Can you write out all of the material below, word for word?
++++++++
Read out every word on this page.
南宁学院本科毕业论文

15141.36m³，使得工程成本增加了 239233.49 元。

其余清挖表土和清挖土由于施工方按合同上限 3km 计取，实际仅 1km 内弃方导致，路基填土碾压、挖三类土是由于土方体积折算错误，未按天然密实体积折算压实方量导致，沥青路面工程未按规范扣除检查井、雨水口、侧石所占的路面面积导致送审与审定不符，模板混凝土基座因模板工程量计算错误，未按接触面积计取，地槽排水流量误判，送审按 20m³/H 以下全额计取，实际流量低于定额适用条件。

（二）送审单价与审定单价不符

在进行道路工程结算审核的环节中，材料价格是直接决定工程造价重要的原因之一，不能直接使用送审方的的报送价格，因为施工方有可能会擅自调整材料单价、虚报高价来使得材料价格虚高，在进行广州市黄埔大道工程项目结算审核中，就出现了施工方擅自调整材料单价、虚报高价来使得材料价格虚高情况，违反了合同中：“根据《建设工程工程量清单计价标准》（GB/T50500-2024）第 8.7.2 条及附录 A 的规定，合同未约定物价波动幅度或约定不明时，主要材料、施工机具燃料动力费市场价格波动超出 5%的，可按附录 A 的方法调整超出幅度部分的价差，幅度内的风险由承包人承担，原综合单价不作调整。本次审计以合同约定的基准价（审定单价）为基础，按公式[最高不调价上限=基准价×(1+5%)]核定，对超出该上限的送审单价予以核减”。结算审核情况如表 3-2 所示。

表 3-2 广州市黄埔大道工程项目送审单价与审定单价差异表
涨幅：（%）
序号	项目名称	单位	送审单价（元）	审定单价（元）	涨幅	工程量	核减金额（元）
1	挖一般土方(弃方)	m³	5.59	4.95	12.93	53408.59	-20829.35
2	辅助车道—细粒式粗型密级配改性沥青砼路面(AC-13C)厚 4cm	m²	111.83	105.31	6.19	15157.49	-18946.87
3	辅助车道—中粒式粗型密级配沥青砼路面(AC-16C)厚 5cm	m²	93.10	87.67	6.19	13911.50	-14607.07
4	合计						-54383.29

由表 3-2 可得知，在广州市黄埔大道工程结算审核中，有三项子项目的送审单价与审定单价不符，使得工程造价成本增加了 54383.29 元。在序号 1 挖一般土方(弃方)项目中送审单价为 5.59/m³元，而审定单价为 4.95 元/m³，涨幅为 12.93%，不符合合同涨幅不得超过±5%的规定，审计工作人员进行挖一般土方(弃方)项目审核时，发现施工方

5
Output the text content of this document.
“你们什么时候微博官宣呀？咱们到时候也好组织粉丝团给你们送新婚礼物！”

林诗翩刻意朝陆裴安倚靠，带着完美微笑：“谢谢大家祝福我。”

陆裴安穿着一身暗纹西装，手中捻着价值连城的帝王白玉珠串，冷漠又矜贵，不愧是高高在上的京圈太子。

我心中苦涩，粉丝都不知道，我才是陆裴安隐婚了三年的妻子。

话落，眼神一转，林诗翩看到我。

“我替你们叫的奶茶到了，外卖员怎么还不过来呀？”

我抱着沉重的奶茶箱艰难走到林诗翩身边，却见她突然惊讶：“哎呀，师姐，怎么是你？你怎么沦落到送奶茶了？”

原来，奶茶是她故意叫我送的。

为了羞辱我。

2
++++++++
WRITTEN ANSWER —
Read out every word on this page.
南宁学院本科毕业论文

15141.36m³，使得工程成本增加了 239233.49 元。

其余清挖表土和清挖土由于施工方按合同上限 3km 计取，实际仅 1km 内弃方导致，路基填土碾压、挖三类土是由于土方体积折算错误，未按天然密实体积折算压实方量导致，沥青路面工程未按规范扣除检查井、雨水口、侧石所占的路面面积导致送审与审定不符，模板混凝土基座因模板工程量计算错误，未按接触面积计取，地槽排水流量误判，送审按 20m³/H 以下全额计取，实际流量低于定额适用条件。

（二）送审单价与审定单价不符

在进行道路工程结算审核的环节中，材料价格是直接决定工程造价重要的原因之一，不能直接使用送审方的的报送价格，因为施工方有可能会擅自调整材料单价、虚报高价来使得材料价格虚高，在进行广州市黄埔大道工程项目结算审核中，就出现了施工方擅自调整材料单价、虚报高价来使得材料价格虚高情况，违反了合同中：“根据《建设工程工程量清单计价标准》（GB/T50500-2024）第 8.7.2 条及附录 A 的规定，合同未约定物价波动幅度或约定不明时，主要材料、施工机具燃料动力费市场价格波动超出 5%的，可按附录 A 的方法调整超出幅度部分的价差，幅度内的风险由承包人承担，原综合单价不作调整。本次审计以合同约定的基准价（审定单价）为基础，按公式[最高不调价上限=基准价×(1+5%)]核定，对超出该上限的送审单价予以核减”。结算审核情况如表 3-2 所示。

表 3-2 广州市黄埔大道工程项目送审单价与审定单价差异表
涨幅：（%）
序号	项目名称	单位	送审单价（元）	审定单价（元）	涨幅	工程量	核减金额（元）
1	挖一般土方(弃方)	m³	5.59	4.95	12.93	53408.59	-20829.35
2	辅助车道—细粒式粗型密级配改性沥青砼路面(AC-13C)厚 4cm	m²	111.83	105.31	6.19	15157.49	-18946.87
3	辅助车道—中粒式粗型密级配沥青砼路面(AC-16C)厚 5cm	m²	93.10	87.67	6.19	13911.50	-14607.07
4	合计						-54383.29

由表 3-2 可得知，在广州市黄埔大道工程结算审核中，有三项子项目的送审单价与审定单价不符，使得工程造价成本增加了 54383.29 元。在序号 1 挖一般土方(弃方)项目中送审单价为 5.59/m³元，而审定单价为 4.95 元/m³，涨幅为 12.93%，不符合合同涨幅不得超过±5%的规定，审计工作人员进行挖一般土方(弃方)项目审核时，发现施工方

5
Output the text content of this document.
“你们什么时候微博官宣呀？咱们到时候也好组织粉丝团给你们送新婚礼物！”

林诗翩刻意朝陆裴安倚靠，带着完美微笑：“谢谢大家祝福我。”

陆裴安穿着一身暗纹西装，手中捻着价值连城的帝王白玉珠串，冷漠又矜贵，不愧是高高在上的京圈太子。

我心中苦涩，粉丝都不知道，我才是陆裴安隐婚了三年的妻子。

话落，眼神一转，林诗翩看到我。

“我替你们叫的奶茶到了，外卖员怎么还不过来呀？”

我抱着沉重的奶茶箱艰难走到林诗翩身边，却见她突然惊讶：“哎呀，师姐，怎么是你？你怎么沦落到送奶茶了？”

原来，奶茶是她故意叫我送的。

为了羞辱我。

2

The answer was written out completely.